**Data for processing:**
....

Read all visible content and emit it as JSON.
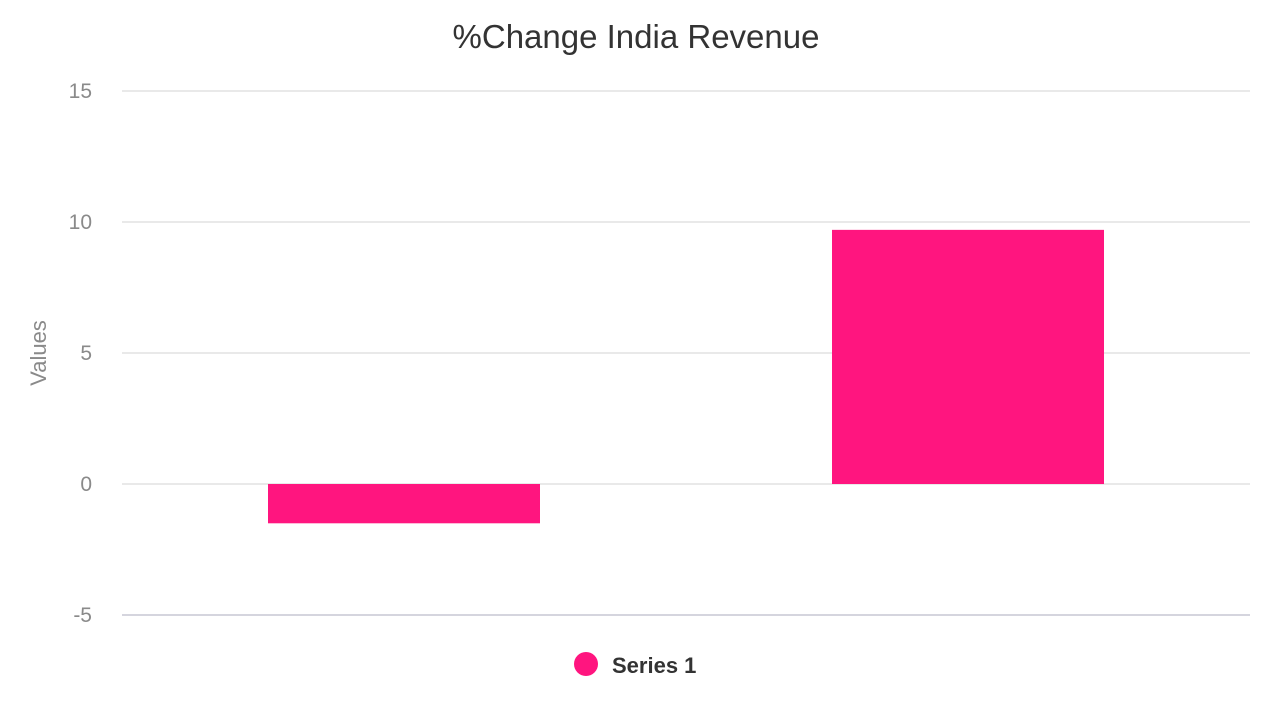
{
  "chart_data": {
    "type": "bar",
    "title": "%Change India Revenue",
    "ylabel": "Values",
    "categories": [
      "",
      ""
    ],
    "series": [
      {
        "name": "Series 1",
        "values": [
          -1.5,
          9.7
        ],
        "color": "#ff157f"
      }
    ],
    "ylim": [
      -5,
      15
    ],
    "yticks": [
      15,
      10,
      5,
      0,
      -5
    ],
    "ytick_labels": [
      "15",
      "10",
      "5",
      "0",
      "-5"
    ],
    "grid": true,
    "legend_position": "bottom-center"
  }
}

....

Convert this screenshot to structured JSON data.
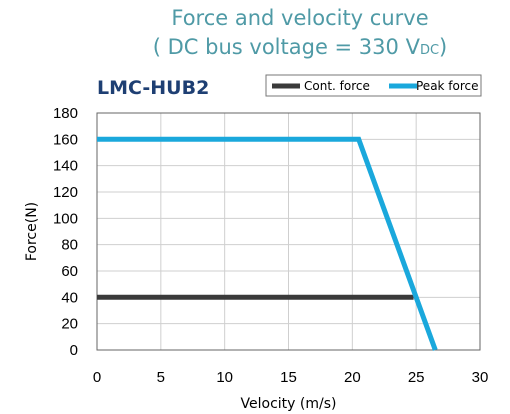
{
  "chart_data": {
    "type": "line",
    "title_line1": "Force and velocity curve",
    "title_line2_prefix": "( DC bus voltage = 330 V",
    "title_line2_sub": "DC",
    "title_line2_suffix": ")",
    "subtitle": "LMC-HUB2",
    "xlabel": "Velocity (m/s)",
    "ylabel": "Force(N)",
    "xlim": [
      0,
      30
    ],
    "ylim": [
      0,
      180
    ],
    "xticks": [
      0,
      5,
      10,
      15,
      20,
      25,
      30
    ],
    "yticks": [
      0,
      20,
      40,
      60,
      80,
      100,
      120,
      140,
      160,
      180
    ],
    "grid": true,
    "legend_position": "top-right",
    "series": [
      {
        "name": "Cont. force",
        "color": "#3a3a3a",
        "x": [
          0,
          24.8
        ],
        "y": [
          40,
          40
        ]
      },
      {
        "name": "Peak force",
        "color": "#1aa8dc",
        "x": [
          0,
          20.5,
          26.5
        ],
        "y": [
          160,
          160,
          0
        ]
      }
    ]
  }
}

....

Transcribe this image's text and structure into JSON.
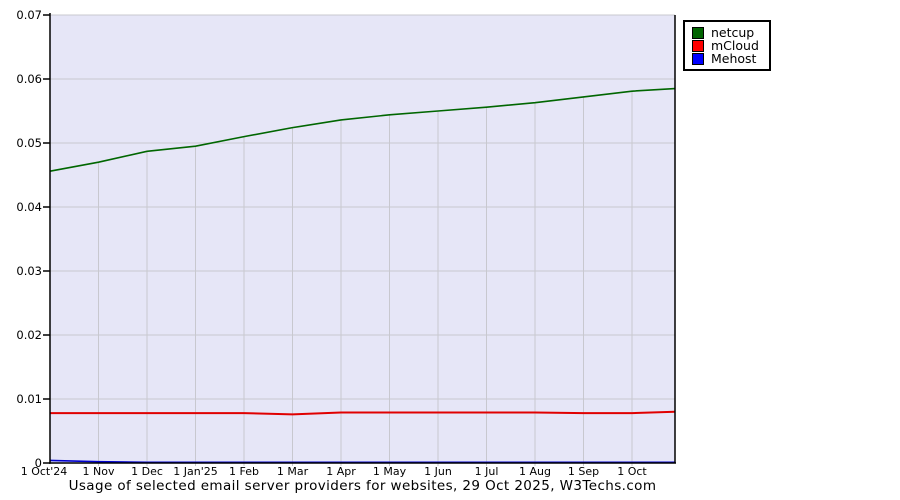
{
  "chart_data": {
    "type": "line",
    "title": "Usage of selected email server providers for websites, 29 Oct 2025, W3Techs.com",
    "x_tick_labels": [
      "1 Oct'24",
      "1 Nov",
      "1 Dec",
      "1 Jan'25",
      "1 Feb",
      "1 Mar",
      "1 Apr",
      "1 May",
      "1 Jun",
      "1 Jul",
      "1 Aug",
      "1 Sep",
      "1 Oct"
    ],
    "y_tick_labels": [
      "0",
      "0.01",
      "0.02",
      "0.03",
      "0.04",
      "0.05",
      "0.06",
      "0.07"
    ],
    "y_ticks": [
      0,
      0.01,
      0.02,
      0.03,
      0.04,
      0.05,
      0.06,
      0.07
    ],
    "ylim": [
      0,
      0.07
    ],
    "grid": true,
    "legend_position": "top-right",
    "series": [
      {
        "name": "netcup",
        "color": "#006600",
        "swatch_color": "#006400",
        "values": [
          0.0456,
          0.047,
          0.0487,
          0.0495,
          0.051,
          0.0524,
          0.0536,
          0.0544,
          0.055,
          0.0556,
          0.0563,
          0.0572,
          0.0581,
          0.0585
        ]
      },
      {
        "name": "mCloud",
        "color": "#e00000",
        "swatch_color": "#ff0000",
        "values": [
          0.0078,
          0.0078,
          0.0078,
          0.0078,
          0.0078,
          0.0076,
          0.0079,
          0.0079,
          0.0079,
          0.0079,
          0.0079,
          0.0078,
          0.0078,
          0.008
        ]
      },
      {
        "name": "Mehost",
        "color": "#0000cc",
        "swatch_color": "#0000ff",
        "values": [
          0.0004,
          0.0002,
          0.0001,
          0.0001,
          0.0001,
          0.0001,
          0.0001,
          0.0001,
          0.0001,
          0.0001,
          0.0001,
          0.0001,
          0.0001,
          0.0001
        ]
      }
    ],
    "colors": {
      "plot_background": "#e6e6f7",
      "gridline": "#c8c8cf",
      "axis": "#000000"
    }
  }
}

....

**Problem to solve:** Copy out each line of the material that holds the word "name".

**Output of the exercise:**
        "name": "Series 1",
        "name": "Cont. force",
        "name": "Peak force",
        "name": "netcup",
        "name": "mCloud",
        "name": "Mehost",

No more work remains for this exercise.